● Stated goal
Your task is to extract every entry that follows word for word while excluding the pictures.

#### Supplied information ####

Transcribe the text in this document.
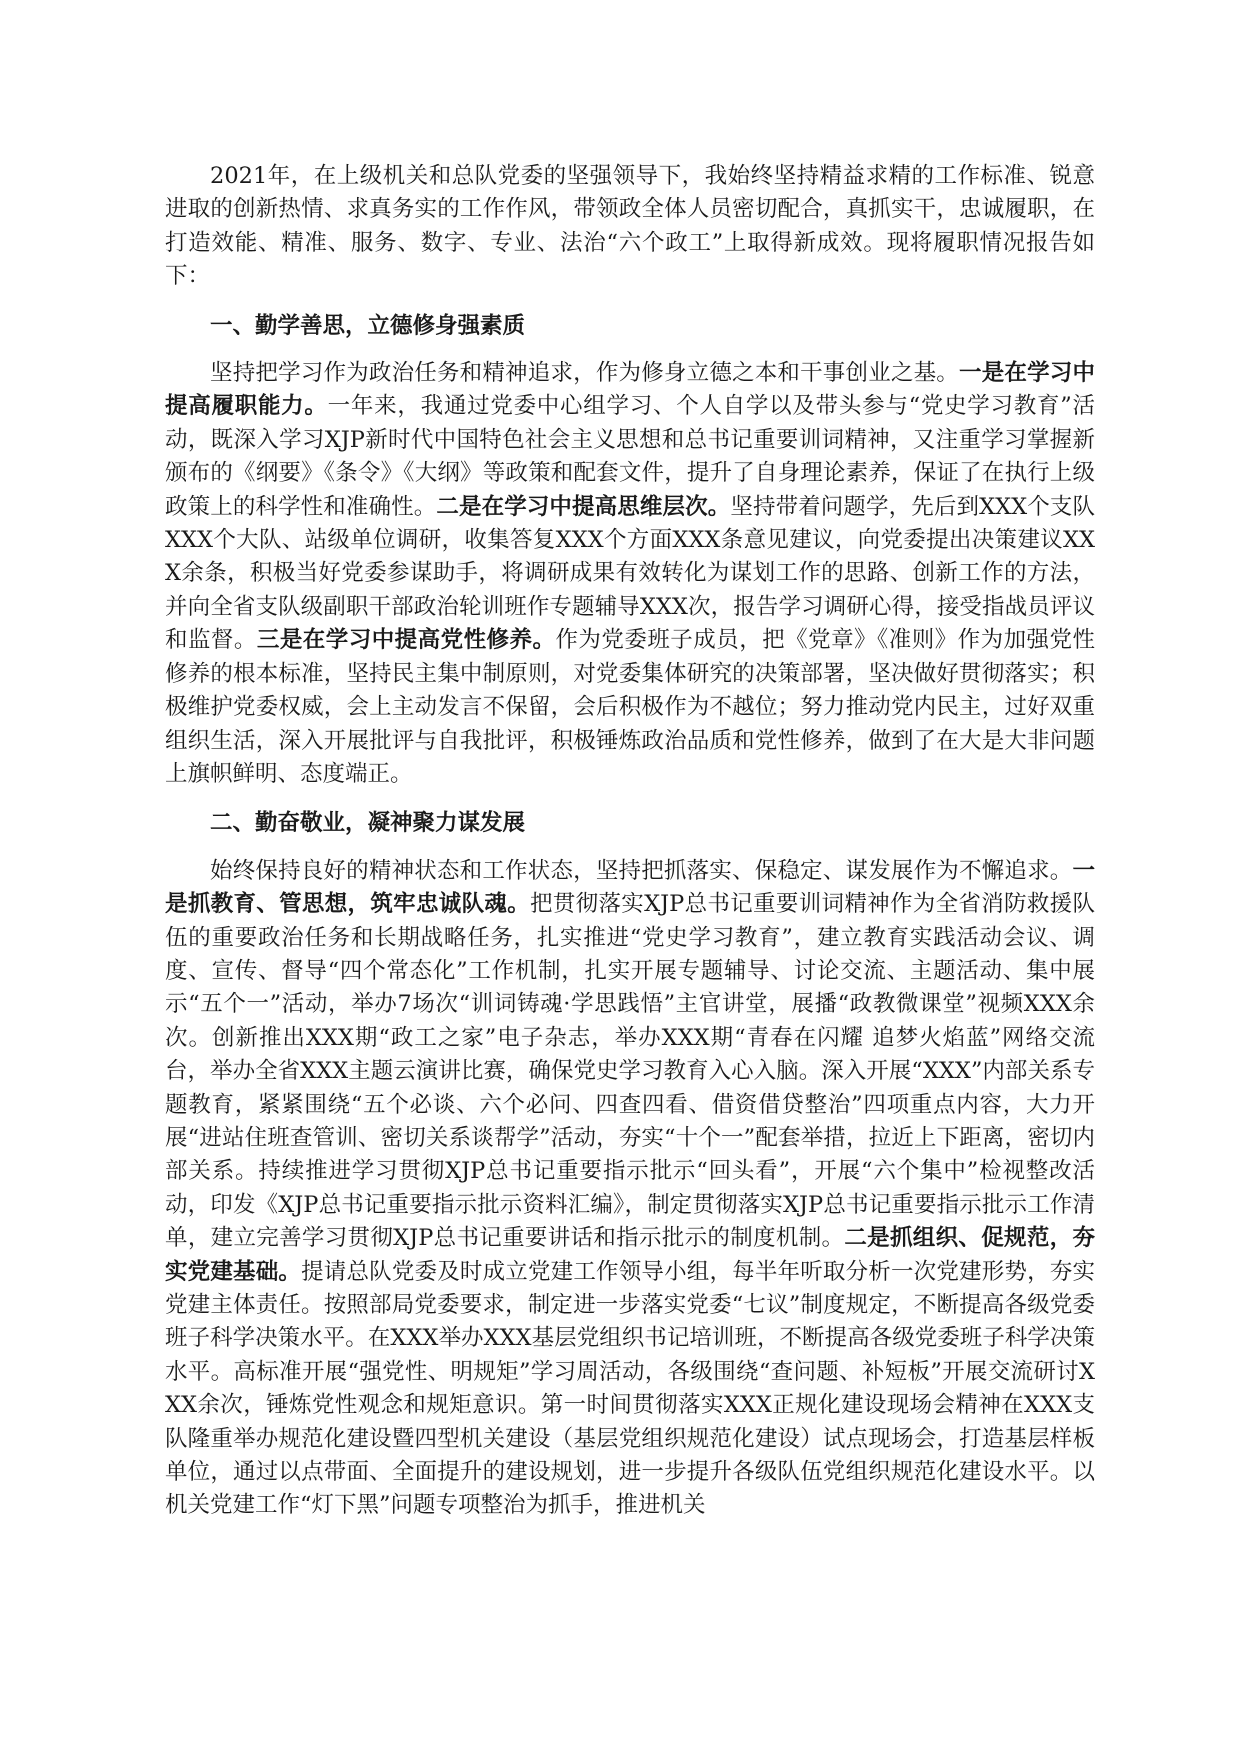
2021年，在上级机关和总队党委的坚强领导下，我始终坚持精益求精的工作标准、锐意进取的创新热情、求真务实的工作作风，带领政全体人员密切配合，真抓实干，忠诚履职，在打造效能、精准、服务、数字、专业、法治“六个政工”上取得新成效。现将履职情况报告如下：

一、勤学善思，立德修身强素质

坚持把学习作为政治任务和精神追求，作为修身立德之本和干事创业之基。一是在学习中提高履职能力。一年来，我通过党委中心组学习、个人自学以及带头参与“党史学习教育”活动，既深入学习XJP新时代中国特色社会主义思想和总书记重要训词精神，又注重学习掌握新颁布的《纲要》《条令》《大纲》等政策和配套文件，提升了自身理论素养，保证了在执行上级政策上的科学性和准确性。二是在学习中提高思维层次。坚持带着问题学，先后到XXX个支队XXX个大队、站级单位调研，收集答复XXX个方面XXX条意见建议，向党委提出决策建议XXX余条，积极当好党委参谋助手，将调研成果有效转化为谋划工作的思路、创新工作的方法，并向全省支队级副职干部政治轮训班作专题辅导XXX次，报告学习调研心得，接受指战员评议和监督。三是在学习中提高党性修养。作为党委班子成员，把《党章》《准则》作为加强党性修养的根本标准，坚持民主集中制原则，对党委集体研究的决策部署，坚决做好贯彻落实；积极维护党委权威，会上主动发言不保留，会后积极作为不越位；努力推动党内民主，过好双重组织生活，深入开展批评与自我批评，积极锤炼政治品质和党性修养，做到了在大是大非问题上旗帜鲜明、态度端正。

二、勤奋敬业，凝神聚力谋发展

始终保持良好的精神状态和工作状态，坚持把抓落实、保稳定、谋发展作为不懈追求。一是抓教育、管思想，筑牢忠诚队魂。把贯彻落实XJP总书记重要训词精神作为全省消防救援队伍的重要政治任务和长期战略任务，扎实推进“党史学习教育”，建立教育实践活动会议、调度、宣传、督导“四个常态化”工作机制，扎实开展专题辅导、讨论交流、主题活动、集中展示“五个一”活动，举办7场次“训词铸魂·学思践悟”主官讲堂，展播“政教微课堂”视频XXX余次。创新推出XXX期“政工之家”电子杂志，举办XXX期“青春在闪耀 追梦火焰蓝”网络交流台，举办全省XXX主题云演讲比赛，确保党史学习教育入心入脑。深入开展“XXX”内部关系专题教育，紧紧围绕“五个必谈、六个必问、四查四看、借资借贷整治”四项重点内容，大力开展“进站住班查管训、密切关系谈帮学”活动，夯实“十个一”配套举措，拉近上下距离，密切内部关系。持续推进学习贯彻XJP总书记重要指示批示“回头看”，开展“六个集中”检视整改活动，印发《XJP总书记重要指示批示资料汇编》，制定贯彻落实XJP总书记重要指示批示工作清单，建立完善学习贯彻XJP总书记重要讲话和指示批示的制度机制。二是抓组织、促规范，夯实党建基础。提请总队党委及时成立党建工作领导小组，每半年听取分析一次党建形势，夯实党建主体责任。按照部局党委要求，制定进一步落实党委“七议”制度规定，不断提高各级党委班子科学决策水平。在XXX举办XXX基层党组织书记培训班，不断提高各级党委班子科学决策水平。高标准开展“强党性、明规矩”学习周活动，各级围绕“查问题、补短板”开展交流研讨XXX余次，锤炼党性观念和规矩意识。第一时间贯彻落实XXX正规化建设现场会精神在XXX支队隆重举办规范化建设暨四型机关建设（基层党组织规范化建设）试点现场会，打造基层样板单位，通过以点带面、全面提升的建设规划，进一步提升各级队伍党组织规范化建设水平。以机关党建工作“灯下黑”问题专项整治为抓手，推进机关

####

● Answer to the exercise
Transcribe the text in this document.
2021年，在上级机关和总队党委的坚强领导下，我始终坚持精益求精的工作标准、锐意进取的创新热情、求真务实的工作作风，带领政全体人员密切配合，真抓实干，忠诚履职，在打造效能、精准、服务、数字、专业、法治“六个政工”上取得新成效。现将履职情况报告如下：

一、勤学善思，立德修身强素质

坚持把学习作为政治任务和精神追求，作为修身立德之本和干事创业之基。一是在学习中提高履职能力。一年来，我通过党委中心组学习、个人自学以及带头参与“党史学习教育”活动，既深入学习XJP新时代中国特色社会主义思想和总书记重要训词精神，又注重学习掌握新颁布的《纲要》《条令》《大纲》等政策和配套文件，提升了自身理论素养，保证了在执行上级政策上的科学性和准确性。二是在学习中提高思维层次。坚持带着问题学，先后到XXX个支队XXX个大队、站级单位调研，收集答复XXX个方面XXX条意见建议，向党委提出决策建议XXX余条，积极当好党委参谋助手，将调研成果有效转化为谋划工作的思路、创新工作的方法，并向全省支队级副职干部政治轮训班作专题辅导XXX次，报告学习调研心得，接受指战员评议和监督。三是在学习中提高党性修养。作为党委班子成员，把《党章》《准则》作为加强党性修养的根本标准，坚持民主集中制原则，对党委集体研究的决策部署，坚决做好贯彻落实；积极维护党委权威，会上主动发言不保留，会后积极作为不越位；努力推动党内民主，过好双重组织生活，深入开展批评与自我批评，积极锤炼政治品质和党性修养，做到了在大是大非问题上旗帜鲜明、态度端正。

二、勤奋敬业，凝神聚力谋发展

始终保持良好的精神状态和工作状态，坚持把抓落实、保稳定、谋发展作为不懈追求。一是抓教育、管思想，筑牢忠诚队魂。把贯彻落实XJP总书记重要训词精神作为全省消防救援队伍的重要政治任务和长期战略任务，扎实推进“党史学习教育”，建立教育实践活动会议、调度、宣传、督导“四个常态化”工作机制，扎实开展专题辅导、讨论交流、主题活动、集中展示“五个一”活动，举办7场次“训词铸魂·学思践悟”主官讲堂，展播“政教微课堂”视频XXX余次。创新推出XXX期“政工之家”电子杂志，举办XXX期“青春在闪耀 追梦火焰蓝”网络交流台，举办全省XXX主题云演讲比赛，确保党史学习教育入心入脑。深入开展“XXX”内部关系专题教育，紧紧围绕“五个必谈、六个必问、四查四看、借资借贷整治”四项重点内容，大力开展“进站住班查管训、密切关系谈帮学”活动，夯实“十个一”配套举措，拉近上下距离，密切内部关系。持续推进学习贯彻XJP总书记重要指示批示“回头看”，开展“六个集中”检视整改活动，印发《XJP总书记重要指示批示资料汇编》，制定贯彻落实XJP总书记重要指示批示工作清单，建立完善学习贯彻XJP总书记重要讲话和指示批示的制度机制。二是抓组织、促规范，夯实党建基础。提请总队党委及时成立党建工作领导小组，每半年听取分析一次党建形势，夯实党建主体责任。按照部局党委要求，制定进一步落实党委“七议”制度规定，不断提高各级党委班子科学决策水平。在XXX举办XXX基层党组织书记培训班，不断提高各级党委班子科学决策水平。高标准开展“强党性、明规矩”学习周活动，各级围绕“查问题、补短板”开展交流研讨XXX余次，锤炼党性观念和规矩意识。第一时间贯彻落实XXX正规化建设现场会精神在XXX支队隆重举办规范化建设暨四型机关建设（基层党组织规范化建设）试点现场会，打造基层样板单位，通过以点带面、全面提升的建设规划，进一步提升各级队伍党组织规范化建设水平。以机关党建工作“灯下黑”问题专项整治为抓手，推进机关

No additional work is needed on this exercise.